[WORK INSTRUCTIONS] What is the number of lines containing the string "color"? Answer with the number only.
═══ EXTRACTED INFORMATION ═══
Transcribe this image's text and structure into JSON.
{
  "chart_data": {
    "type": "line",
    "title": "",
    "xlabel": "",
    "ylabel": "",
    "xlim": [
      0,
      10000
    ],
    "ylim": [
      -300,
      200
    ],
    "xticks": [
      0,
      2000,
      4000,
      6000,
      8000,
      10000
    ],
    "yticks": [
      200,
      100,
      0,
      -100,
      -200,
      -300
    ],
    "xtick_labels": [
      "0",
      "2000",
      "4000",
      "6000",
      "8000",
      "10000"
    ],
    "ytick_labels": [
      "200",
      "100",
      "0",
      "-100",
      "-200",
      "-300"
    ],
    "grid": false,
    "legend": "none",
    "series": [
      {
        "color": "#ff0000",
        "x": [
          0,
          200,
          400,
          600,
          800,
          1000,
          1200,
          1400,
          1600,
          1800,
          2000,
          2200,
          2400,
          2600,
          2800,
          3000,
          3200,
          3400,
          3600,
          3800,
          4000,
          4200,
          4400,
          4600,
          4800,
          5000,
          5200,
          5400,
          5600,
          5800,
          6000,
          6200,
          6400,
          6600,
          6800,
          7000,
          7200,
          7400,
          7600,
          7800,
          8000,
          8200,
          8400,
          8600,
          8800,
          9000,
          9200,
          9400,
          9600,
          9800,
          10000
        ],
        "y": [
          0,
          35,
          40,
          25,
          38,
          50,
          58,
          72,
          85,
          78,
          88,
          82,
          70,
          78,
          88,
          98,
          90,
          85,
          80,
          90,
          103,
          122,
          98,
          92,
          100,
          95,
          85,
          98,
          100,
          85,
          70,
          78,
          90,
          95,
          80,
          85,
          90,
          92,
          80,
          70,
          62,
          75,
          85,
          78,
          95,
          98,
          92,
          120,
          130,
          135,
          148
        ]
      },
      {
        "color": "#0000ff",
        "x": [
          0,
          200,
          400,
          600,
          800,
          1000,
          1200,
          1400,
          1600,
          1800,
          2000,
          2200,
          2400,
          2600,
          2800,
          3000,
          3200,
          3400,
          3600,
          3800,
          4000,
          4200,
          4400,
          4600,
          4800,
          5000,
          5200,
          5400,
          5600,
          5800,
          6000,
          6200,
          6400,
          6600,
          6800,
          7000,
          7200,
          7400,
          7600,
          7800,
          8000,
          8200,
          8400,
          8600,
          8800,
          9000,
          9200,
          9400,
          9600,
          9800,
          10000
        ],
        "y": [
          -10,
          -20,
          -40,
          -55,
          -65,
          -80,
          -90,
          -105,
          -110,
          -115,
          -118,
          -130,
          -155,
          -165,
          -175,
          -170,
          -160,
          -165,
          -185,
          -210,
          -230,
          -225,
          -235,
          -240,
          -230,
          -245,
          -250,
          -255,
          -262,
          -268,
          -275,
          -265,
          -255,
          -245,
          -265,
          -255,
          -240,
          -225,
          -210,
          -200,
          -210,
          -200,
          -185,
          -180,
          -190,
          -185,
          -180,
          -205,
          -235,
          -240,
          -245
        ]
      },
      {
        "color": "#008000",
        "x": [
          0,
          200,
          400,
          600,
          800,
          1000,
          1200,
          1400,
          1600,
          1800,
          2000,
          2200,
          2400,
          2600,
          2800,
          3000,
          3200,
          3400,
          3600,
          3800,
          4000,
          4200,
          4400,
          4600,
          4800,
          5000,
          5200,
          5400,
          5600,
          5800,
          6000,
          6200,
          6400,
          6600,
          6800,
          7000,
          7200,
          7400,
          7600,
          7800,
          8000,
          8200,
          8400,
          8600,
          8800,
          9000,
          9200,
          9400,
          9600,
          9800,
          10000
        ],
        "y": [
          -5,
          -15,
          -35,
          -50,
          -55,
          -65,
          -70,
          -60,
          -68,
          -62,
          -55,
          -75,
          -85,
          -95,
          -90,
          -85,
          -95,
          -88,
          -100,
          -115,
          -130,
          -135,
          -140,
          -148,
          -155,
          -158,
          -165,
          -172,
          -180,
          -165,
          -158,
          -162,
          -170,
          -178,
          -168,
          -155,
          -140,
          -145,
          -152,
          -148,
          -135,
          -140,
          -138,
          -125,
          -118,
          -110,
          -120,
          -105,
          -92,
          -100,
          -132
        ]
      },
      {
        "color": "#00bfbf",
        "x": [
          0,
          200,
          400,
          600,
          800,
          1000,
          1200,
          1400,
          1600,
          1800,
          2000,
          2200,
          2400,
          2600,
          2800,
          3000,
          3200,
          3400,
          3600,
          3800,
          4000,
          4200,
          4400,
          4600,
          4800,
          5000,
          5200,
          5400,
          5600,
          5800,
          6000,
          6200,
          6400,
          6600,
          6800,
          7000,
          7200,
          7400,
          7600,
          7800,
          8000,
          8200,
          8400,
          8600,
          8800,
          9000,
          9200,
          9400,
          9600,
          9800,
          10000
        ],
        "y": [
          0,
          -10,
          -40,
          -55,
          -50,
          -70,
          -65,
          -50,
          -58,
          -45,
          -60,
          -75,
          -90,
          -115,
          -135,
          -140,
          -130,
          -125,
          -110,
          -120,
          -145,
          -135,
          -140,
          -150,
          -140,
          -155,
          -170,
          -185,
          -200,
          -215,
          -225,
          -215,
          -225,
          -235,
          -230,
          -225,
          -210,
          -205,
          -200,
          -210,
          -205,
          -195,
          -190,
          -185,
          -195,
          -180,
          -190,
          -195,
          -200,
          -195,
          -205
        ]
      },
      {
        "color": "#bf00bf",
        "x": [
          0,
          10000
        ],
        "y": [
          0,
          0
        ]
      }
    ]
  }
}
═══
[RESULT] 5